++++ Supplied records

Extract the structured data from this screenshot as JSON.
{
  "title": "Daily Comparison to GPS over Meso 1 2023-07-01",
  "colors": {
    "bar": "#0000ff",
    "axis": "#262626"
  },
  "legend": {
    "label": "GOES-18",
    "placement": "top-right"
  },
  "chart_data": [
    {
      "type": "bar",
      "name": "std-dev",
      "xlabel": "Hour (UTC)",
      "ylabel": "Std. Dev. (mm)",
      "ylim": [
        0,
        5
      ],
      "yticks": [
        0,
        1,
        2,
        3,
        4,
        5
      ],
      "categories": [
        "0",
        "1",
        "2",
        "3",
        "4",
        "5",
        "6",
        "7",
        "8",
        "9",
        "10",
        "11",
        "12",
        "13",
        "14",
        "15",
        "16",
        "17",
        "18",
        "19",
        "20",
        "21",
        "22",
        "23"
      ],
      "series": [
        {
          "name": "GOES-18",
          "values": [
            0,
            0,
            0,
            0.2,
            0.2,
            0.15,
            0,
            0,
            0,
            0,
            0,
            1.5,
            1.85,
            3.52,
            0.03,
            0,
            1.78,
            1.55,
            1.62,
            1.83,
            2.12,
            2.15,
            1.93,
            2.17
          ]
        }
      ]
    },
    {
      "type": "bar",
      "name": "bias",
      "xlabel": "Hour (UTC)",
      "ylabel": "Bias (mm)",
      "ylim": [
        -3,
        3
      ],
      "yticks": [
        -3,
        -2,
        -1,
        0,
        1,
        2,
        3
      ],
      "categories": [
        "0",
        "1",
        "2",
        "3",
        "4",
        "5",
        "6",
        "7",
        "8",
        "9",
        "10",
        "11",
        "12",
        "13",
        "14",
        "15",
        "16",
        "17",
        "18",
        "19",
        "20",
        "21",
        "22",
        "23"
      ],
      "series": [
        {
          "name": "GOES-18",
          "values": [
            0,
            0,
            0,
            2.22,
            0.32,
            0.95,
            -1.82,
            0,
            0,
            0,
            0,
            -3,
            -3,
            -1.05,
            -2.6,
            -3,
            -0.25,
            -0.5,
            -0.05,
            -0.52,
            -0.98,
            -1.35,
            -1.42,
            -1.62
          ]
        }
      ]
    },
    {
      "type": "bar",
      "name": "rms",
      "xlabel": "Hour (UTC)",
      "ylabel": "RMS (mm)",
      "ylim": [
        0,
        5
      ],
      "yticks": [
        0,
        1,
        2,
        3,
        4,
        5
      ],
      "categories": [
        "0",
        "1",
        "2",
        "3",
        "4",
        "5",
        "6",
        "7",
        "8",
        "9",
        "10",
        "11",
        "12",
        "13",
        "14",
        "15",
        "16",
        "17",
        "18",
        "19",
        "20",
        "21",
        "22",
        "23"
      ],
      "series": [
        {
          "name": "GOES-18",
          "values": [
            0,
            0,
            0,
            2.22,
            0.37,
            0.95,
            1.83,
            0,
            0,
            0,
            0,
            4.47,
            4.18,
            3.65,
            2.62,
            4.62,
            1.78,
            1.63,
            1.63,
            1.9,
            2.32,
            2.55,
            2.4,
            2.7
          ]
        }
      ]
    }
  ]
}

++++++++
++++ Supplied records

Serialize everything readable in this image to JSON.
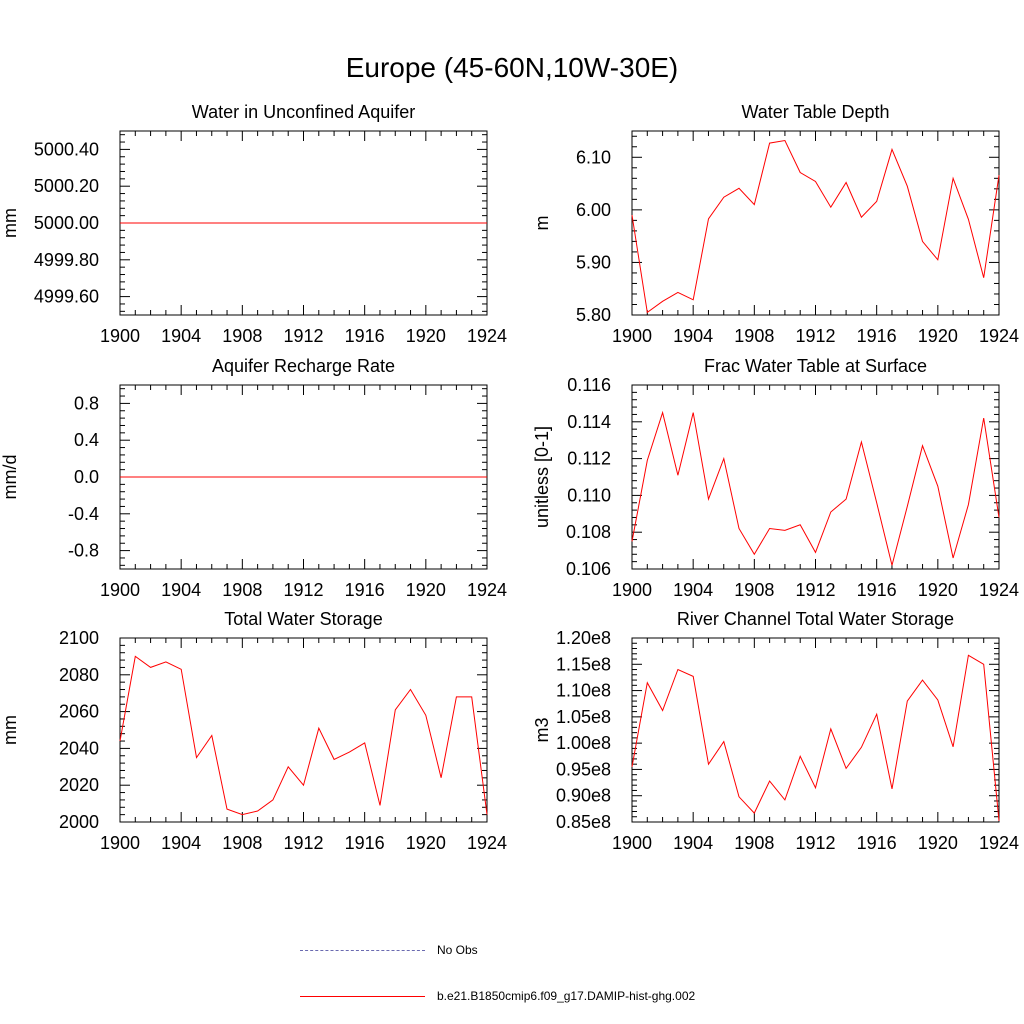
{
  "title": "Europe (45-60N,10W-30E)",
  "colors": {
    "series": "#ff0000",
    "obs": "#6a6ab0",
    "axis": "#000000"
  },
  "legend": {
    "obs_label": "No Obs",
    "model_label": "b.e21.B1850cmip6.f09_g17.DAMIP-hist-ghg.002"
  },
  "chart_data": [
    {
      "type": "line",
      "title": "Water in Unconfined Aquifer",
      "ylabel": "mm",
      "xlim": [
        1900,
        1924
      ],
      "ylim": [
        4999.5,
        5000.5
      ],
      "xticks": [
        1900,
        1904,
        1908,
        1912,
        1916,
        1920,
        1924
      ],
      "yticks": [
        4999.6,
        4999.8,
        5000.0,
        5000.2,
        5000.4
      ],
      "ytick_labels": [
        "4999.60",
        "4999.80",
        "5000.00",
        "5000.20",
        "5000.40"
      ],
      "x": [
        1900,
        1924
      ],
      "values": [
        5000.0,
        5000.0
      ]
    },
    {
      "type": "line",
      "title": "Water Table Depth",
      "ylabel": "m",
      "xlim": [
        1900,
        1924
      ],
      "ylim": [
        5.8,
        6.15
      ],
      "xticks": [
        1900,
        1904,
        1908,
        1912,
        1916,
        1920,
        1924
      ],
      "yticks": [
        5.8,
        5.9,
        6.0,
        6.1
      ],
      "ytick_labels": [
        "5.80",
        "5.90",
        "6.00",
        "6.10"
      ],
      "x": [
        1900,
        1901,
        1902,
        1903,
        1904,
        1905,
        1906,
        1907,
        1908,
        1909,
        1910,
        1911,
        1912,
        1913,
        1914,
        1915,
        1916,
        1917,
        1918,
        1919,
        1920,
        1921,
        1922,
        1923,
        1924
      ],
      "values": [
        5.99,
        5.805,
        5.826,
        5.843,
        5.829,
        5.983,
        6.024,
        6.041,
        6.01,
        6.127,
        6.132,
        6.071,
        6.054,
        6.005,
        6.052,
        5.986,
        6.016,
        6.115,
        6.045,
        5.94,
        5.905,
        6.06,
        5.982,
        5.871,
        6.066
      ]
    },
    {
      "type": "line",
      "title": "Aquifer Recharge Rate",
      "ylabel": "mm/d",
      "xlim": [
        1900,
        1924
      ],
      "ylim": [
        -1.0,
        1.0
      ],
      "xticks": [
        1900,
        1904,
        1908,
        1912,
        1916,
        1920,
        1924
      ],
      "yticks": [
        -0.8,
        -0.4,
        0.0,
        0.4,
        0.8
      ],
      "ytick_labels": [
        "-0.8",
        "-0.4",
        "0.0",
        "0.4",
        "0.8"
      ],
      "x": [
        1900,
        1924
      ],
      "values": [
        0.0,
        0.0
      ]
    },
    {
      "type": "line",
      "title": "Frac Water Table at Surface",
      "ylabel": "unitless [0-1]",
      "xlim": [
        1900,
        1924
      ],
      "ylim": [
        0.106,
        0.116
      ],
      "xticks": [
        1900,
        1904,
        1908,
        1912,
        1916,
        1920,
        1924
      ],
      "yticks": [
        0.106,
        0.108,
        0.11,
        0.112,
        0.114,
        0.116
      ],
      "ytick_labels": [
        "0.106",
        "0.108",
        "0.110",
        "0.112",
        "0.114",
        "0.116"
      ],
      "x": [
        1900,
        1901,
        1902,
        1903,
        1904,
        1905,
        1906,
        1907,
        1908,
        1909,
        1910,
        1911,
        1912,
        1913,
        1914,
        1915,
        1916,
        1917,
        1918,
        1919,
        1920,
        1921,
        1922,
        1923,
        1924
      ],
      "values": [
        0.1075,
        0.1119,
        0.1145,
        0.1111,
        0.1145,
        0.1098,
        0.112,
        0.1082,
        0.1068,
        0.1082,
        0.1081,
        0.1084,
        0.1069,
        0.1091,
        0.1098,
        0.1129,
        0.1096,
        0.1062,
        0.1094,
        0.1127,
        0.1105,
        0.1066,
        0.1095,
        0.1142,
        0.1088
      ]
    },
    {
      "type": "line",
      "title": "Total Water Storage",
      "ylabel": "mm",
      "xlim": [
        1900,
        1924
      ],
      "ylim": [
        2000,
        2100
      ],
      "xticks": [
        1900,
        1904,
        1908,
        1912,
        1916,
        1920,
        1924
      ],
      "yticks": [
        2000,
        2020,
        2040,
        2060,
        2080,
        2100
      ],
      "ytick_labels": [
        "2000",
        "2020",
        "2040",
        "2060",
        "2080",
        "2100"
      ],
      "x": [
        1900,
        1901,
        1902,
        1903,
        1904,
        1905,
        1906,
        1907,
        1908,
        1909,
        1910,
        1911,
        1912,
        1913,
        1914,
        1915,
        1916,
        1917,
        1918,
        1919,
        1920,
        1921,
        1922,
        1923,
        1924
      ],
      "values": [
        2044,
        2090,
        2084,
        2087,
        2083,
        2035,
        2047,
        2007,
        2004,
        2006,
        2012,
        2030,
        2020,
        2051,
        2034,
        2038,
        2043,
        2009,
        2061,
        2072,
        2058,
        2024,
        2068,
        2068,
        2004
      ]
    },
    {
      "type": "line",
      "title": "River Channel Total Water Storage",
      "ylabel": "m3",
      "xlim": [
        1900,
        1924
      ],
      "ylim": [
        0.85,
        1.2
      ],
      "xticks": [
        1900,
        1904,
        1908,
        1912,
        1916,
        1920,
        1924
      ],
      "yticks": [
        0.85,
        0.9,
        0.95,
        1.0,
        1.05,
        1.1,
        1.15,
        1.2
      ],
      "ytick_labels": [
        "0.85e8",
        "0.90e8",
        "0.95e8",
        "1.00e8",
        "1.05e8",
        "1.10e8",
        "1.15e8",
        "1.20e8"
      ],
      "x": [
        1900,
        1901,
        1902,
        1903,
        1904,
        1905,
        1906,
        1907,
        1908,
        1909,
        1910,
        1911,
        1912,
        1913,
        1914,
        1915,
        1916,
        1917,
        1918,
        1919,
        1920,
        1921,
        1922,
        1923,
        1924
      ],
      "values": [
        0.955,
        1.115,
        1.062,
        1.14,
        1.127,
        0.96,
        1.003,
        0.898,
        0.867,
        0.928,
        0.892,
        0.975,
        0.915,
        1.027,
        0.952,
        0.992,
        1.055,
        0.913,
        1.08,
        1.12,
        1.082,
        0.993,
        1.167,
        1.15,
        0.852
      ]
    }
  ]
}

++++++++

» **Aim**
Lines of the material that contain the word "title" are to be gathered.

» **Answer to this problem**
  "title": "Daily Comparison to GPS over Meso 1 2023-07-01",
  "title": "Europe (45-60N,10W-30E)",
      "title": "Water in Unconfined Aquifer",
      "title": "Water Table Depth",
      "title": "Aquifer Recharge Rate",
      "title": "Frac Water Table at Surface",
      "title": "Total Water Storage",
      "title": "River Channel Total Water Storage",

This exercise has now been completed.